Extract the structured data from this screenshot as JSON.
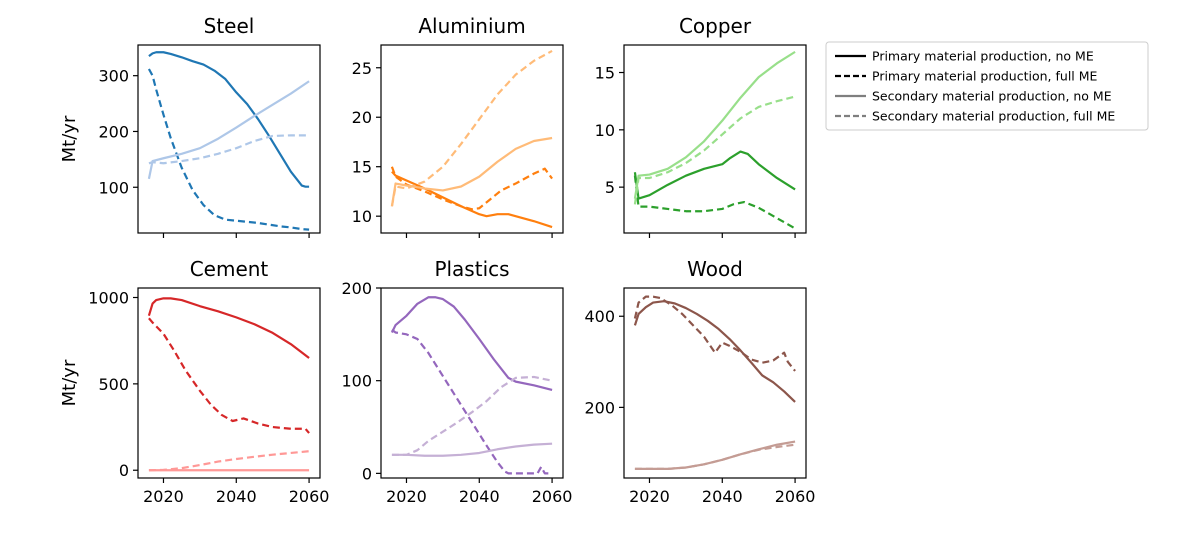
{
  "legend": {
    "entries": [
      {
        "label": "Primary material production, no ME",
        "dash": "solid",
        "color": "#000000"
      },
      {
        "label": "Primary material production, full ME",
        "dash": "dashed",
        "color": "#000000"
      },
      {
        "label": "Secondary material production, no ME",
        "dash": "solid",
        "color": "#7f7f7f"
      },
      {
        "label": "Secondary material production, full ME",
        "dash": "dashed",
        "color": "#7f7f7f"
      }
    ]
  },
  "chart_data": [
    {
      "type": "line",
      "title": "Steel",
      "xlabel": "",
      "ylabel": "Mt/yr",
      "xlim": [
        2013,
        2063
      ],
      "ylim": [
        18,
        355
      ],
      "xticks": [
        2020,
        2040,
        2060
      ],
      "xticklabels": [
        "",
        "",
        ""
      ],
      "yticks": [
        100,
        200,
        300
      ],
      "yticklabels": [
        "100",
        "200",
        "300"
      ],
      "series": [
        {
          "label": "Primary material production, no ME",
          "color": "#1f77b4",
          "dash": "solid",
          "x": [
            2016,
            2017,
            2018,
            2020,
            2022,
            2025,
            2028,
            2031,
            2034,
            2037,
            2040,
            2043,
            2046,
            2049,
            2052,
            2055,
            2058,
            2059,
            2060
          ],
          "y": [
            335,
            340,
            342,
            342,
            339,
            333,
            326,
            320,
            309,
            294,
            270,
            249,
            222,
            192,
            160,
            128,
            103,
            101,
            101
          ]
        },
        {
          "label": "Primary material production, full ME",
          "color": "#1f77b4",
          "dash": "dashed",
          "x": [
            2016,
            2017,
            2018,
            2020,
            2022,
            2025,
            2028,
            2031,
            2034,
            2037,
            2040,
            2043,
            2046,
            2049,
            2052,
            2055,
            2058,
            2060
          ],
          "y": [
            312,
            300,
            275,
            230,
            188,
            135,
            95,
            68,
            50,
            42,
            40,
            38,
            36,
            33,
            30,
            28,
            25,
            24
          ]
        },
        {
          "label": "Secondary material production, no ME",
          "color": "#aec7e8",
          "dash": "solid",
          "x": [
            2016,
            2017,
            2020,
            2025,
            2030,
            2035,
            2040,
            2045,
            2050,
            2055,
            2060
          ],
          "y": [
            115,
            147,
            152,
            160,
            170,
            187,
            207,
            228,
            248,
            268,
            290
          ]
        },
        {
          "label": "Secondary material production, full ME",
          "color": "#aec7e8",
          "dash": "dashed",
          "x": [
            2016,
            2017,
            2020,
            2025,
            2030,
            2035,
            2040,
            2045,
            2050,
            2055,
            2060
          ],
          "y": [
            143,
            145,
            143,
            147,
            152,
            160,
            170,
            183,
            192,
            193,
            193
          ]
        }
      ]
    },
    {
      "type": "line",
      "title": "Aluminium",
      "xlabel": "",
      "ylabel": "",
      "xlim": [
        2013,
        2063
      ],
      "ylim": [
        8.3,
        27.3
      ],
      "xticks": [
        2020,
        2040,
        2060
      ],
      "xticklabels": [
        "",
        "",
        ""
      ],
      "yticks": [
        10,
        15,
        20,
        25
      ],
      "yticklabels": [
        "10",
        "15",
        "20",
        "25"
      ],
      "series": [
        {
          "label": "Primary material production, no ME",
          "color": "#ff7f0e",
          "dash": "solid",
          "x": [
            2016,
            2017,
            2020,
            2025,
            2030,
            2035,
            2040,
            2042,
            2045,
            2048,
            2050,
            2055,
            2060
          ],
          "y": [
            14.5,
            14.1,
            13.6,
            12.8,
            11.9,
            11.0,
            10.2,
            10.0,
            10.2,
            10.2,
            10.0,
            9.5,
            8.9
          ]
        },
        {
          "label": "Primary material production, full ME",
          "color": "#ff7f0e",
          "dash": "dashed",
          "x": [
            2016,
            2017,
            2020,
            2025,
            2030,
            2035,
            2038,
            2040,
            2043,
            2046,
            2050,
            2055,
            2058,
            2060
          ],
          "y": [
            15.0,
            14.0,
            13.2,
            12.5,
            11.7,
            11.0,
            10.7,
            10.8,
            11.7,
            12.6,
            13.3,
            14.3,
            14.8,
            13.8
          ]
        },
        {
          "label": "Secondary material production, no ME",
          "color": "#ffbb78",
          "dash": "solid",
          "x": [
            2016,
            2017,
            2020,
            2025,
            2030,
            2035,
            2040,
            2045,
            2050,
            2055,
            2060
          ],
          "y": [
            11.0,
            13.3,
            13.1,
            12.8,
            12.6,
            13.0,
            14.0,
            15.5,
            16.8,
            17.6,
            17.9
          ]
        },
        {
          "label": "Secondary material production, full ME",
          "color": "#ffbb78",
          "dash": "dashed",
          "x": [
            2016,
            2017,
            2020,
            2025,
            2030,
            2035,
            2040,
            2045,
            2050,
            2055,
            2060
          ],
          "y": [
            11.0,
            13.0,
            12.8,
            13.5,
            15.0,
            17.3,
            19.8,
            22.3,
            24.3,
            25.7,
            26.7
          ]
        }
      ]
    },
    {
      "type": "line",
      "title": "Copper",
      "xlabel": "",
      "ylabel": "",
      "xlim": [
        2013,
        2063
      ],
      "ylim": [
        1.0,
        17.4
      ],
      "xticks": [
        2020,
        2040,
        2060
      ],
      "xticklabels": [
        "",
        "",
        ""
      ],
      "yticks": [
        5,
        10,
        15
      ],
      "yticklabels": [
        "5",
        "10",
        "15"
      ],
      "series": [
        {
          "label": "Primary material production, no ME",
          "color": "#2ca02c",
          "dash": "solid",
          "x": [
            2016,
            2017,
            2020,
            2025,
            2030,
            2035,
            2040,
            2042,
            2045,
            2047,
            2050,
            2055,
            2060
          ],
          "y": [
            6.3,
            4.0,
            4.3,
            5.2,
            6.0,
            6.6,
            7.0,
            7.5,
            8.1,
            7.9,
            7.0,
            5.8,
            4.8
          ]
        },
        {
          "label": "Primary material production, full ME",
          "color": "#2ca02c",
          "dash": "dashed",
          "x": [
            2016,
            2017,
            2020,
            2025,
            2030,
            2035,
            2040,
            2043,
            2046,
            2050,
            2055,
            2060
          ],
          "y": [
            6.0,
            3.3,
            3.3,
            3.1,
            2.9,
            2.9,
            3.1,
            3.5,
            3.7,
            3.2,
            2.3,
            1.4
          ]
        },
        {
          "label": "Secondary material production, no ME",
          "color": "#98df8a",
          "dash": "solid",
          "x": [
            2016,
            2017,
            2020,
            2025,
            2030,
            2035,
            2040,
            2045,
            2050,
            2055,
            2060
          ],
          "y": [
            4.0,
            6.0,
            6.1,
            6.6,
            7.6,
            9.0,
            10.8,
            12.8,
            14.6,
            15.8,
            16.8
          ]
        },
        {
          "label": "Secondary material production, full ME",
          "color": "#98df8a",
          "dash": "dashed",
          "x": [
            2016,
            2017,
            2020,
            2025,
            2030,
            2035,
            2040,
            2045,
            2050,
            2055,
            2060
          ],
          "y": [
            3.5,
            5.8,
            5.8,
            6.3,
            7.1,
            8.2,
            9.6,
            11.0,
            12.0,
            12.5,
            12.9
          ]
        }
      ]
    },
    {
      "type": "line",
      "title": "Cement",
      "xlabel": "",
      "ylabel": "Mt/yr",
      "xlim": [
        2013,
        2063
      ],
      "ylim": [
        -45,
        1055
      ],
      "xticks": [
        2020,
        2040,
        2060
      ],
      "xticklabels": [
        "2020",
        "2040",
        "2060"
      ],
      "yticks": [
        0,
        500,
        1000
      ],
      "yticklabels": [
        "0",
        "500",
        "1000"
      ],
      "series": [
        {
          "label": "Primary material production, no ME",
          "color": "#d62728",
          "dash": "solid",
          "x": [
            2016,
            2017,
            2018,
            2020,
            2022,
            2025,
            2030,
            2035,
            2040,
            2045,
            2050,
            2055,
            2060
          ],
          "y": [
            895,
            965,
            985,
            995,
            995,
            985,
            950,
            920,
            885,
            845,
            795,
            730,
            650
          ]
        },
        {
          "label": "Primary material production, full ME",
          "color": "#d62728",
          "dash": "dashed",
          "x": [
            2016,
            2017,
            2020,
            2023,
            2026,
            2030,
            2033,
            2036,
            2039,
            2042,
            2046,
            2050,
            2055,
            2059,
            2060
          ],
          "y": [
            880,
            855,
            790,
            690,
            580,
            460,
            380,
            320,
            285,
            300,
            270,
            250,
            240,
            240,
            215
          ]
        },
        {
          "label": "Secondary material production, no ME",
          "color": "#ff9896",
          "dash": "solid",
          "x": [
            2016,
            2020,
            2030,
            2040,
            2050,
            2060
          ],
          "y": [
            0,
            0,
            0,
            0,
            0,
            0
          ]
        },
        {
          "label": "Secondary material production, full ME",
          "color": "#ff9896",
          "dash": "dashed",
          "x": [
            2016,
            2020,
            2025,
            2030,
            2035,
            2040,
            2045,
            2050,
            2055,
            2060
          ],
          "y": [
            0,
            2,
            12,
            30,
            50,
            65,
            78,
            90,
            100,
            110
          ]
        }
      ]
    },
    {
      "type": "line",
      "title": "Plastics",
      "xlabel": "",
      "ylabel": "",
      "xlim": [
        2013,
        2063
      ],
      "ylim": [
        -5,
        200
      ],
      "xticks": [
        2020,
        2040,
        2060
      ],
      "xticklabels": [
        "2020",
        "2040",
        "2060"
      ],
      "yticks": [
        0,
        100,
        200
      ],
      "yticklabels": [
        "0",
        "100",
        "200"
      ],
      "series": [
        {
          "label": "Primary material production, no ME",
          "color": "#9467bd",
          "dash": "solid",
          "x": [
            2016,
            2017,
            2020,
            2023,
            2026,
            2028,
            2030,
            2033,
            2036,
            2040,
            2044,
            2048,
            2050,
            2055,
            2060
          ],
          "y": [
            152,
            160,
            170,
            183,
            190,
            190,
            188,
            180,
            166,
            145,
            123,
            103,
            99,
            95,
            90
          ]
        },
        {
          "label": "Primary material production, full ME",
          "color": "#9467bd",
          "dash": "dashed",
          "x": [
            2016,
            2017,
            2020,
            2023,
            2026,
            2030,
            2034,
            2038,
            2042,
            2045,
            2047,
            2048,
            2050,
            2055,
            2056,
            2057,
            2058,
            2060
          ],
          "y": [
            155,
            152,
            150,
            145,
            130,
            105,
            80,
            55,
            30,
            12,
            2,
            0,
            0,
            0,
            0,
            7,
            0,
            0
          ]
        },
        {
          "label": "Secondary material production, no ME",
          "color": "#c5b0d5",
          "dash": "solid",
          "x": [
            2016,
            2020,
            2025,
            2030,
            2035,
            2040,
            2045,
            2050,
            2055,
            2060
          ],
          "y": [
            20,
            20,
            19,
            19,
            20,
            22,
            26,
            29,
            31,
            32
          ]
        },
        {
          "label": "Secondary material production, full ME",
          "color": "#c5b0d5",
          "dash": "dashed",
          "x": [
            2016,
            2020,
            2023,
            2026,
            2030,
            2034,
            2038,
            2042,
            2046,
            2050,
            2055,
            2060
          ],
          "y": [
            20,
            20,
            25,
            35,
            45,
            55,
            66,
            78,
            93,
            103,
            104,
            100
          ]
        }
      ]
    },
    {
      "type": "line",
      "title": "Wood",
      "xlabel": "",
      "ylabel": "",
      "xlim": [
        2013,
        2063
      ],
      "ylim": [
        45,
        462
      ],
      "xticks": [
        2020,
        2040,
        2060
      ],
      "xticklabels": [
        "2020",
        "2040",
        "2060"
      ],
      "yticks": [
        200,
        400
      ],
      "yticklabels": [
        "200",
        "400"
      ],
      "series": [
        {
          "label": "Primary material production, no ME",
          "color": "#8c564b",
          "dash": "solid",
          "x": [
            2016,
            2017,
            2019,
            2021,
            2024,
            2027,
            2030,
            2033,
            2036,
            2039,
            2042,
            2045,
            2048,
            2051,
            2054,
            2057,
            2060
          ],
          "y": [
            380,
            405,
            420,
            430,
            433,
            428,
            418,
            405,
            390,
            372,
            350,
            325,
            298,
            270,
            255,
            235,
            212
          ]
        },
        {
          "label": "Primary material production, full ME",
          "color": "#8c564b",
          "dash": "dashed",
          "x": [
            2016,
            2017,
            2019,
            2021,
            2023,
            2026,
            2029,
            2032,
            2035,
            2038,
            2040,
            2042,
            2045,
            2048,
            2051,
            2054,
            2057,
            2058,
            2060
          ],
          "y": [
            395,
            430,
            443,
            443,
            440,
            425,
            405,
            380,
            355,
            320,
            342,
            335,
            322,
            305,
            298,
            303,
            320,
            300,
            280
          ]
        },
        {
          "label": "Secondary material production, no ME",
          "color": "#c49c94",
          "dash": "solid",
          "x": [
            2016,
            2020,
            2025,
            2030,
            2035,
            2040,
            2045,
            2050,
            2055,
            2060
          ],
          "y": [
            65,
            65,
            65,
            68,
            75,
            85,
            97,
            108,
            118,
            125
          ]
        },
        {
          "label": "Secondary material production, full ME",
          "color": "#c49c94",
          "dash": "dashed",
          "x": [
            2016,
            2020,
            2025,
            2030,
            2035,
            2040,
            2045,
            2050,
            2055,
            2060
          ],
          "y": [
            65,
            65,
            65,
            68,
            75,
            85,
            97,
            107,
            113,
            118
          ]
        }
      ]
    }
  ]
}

JOB:
Copy out all lines that carry the word "title".

SOLUTION:
      "title": "Steel",
      "title": "Aluminium",
      "title": "Copper",
      "title": "Cement",
      "title": "Plastics",
      "title": "Wood",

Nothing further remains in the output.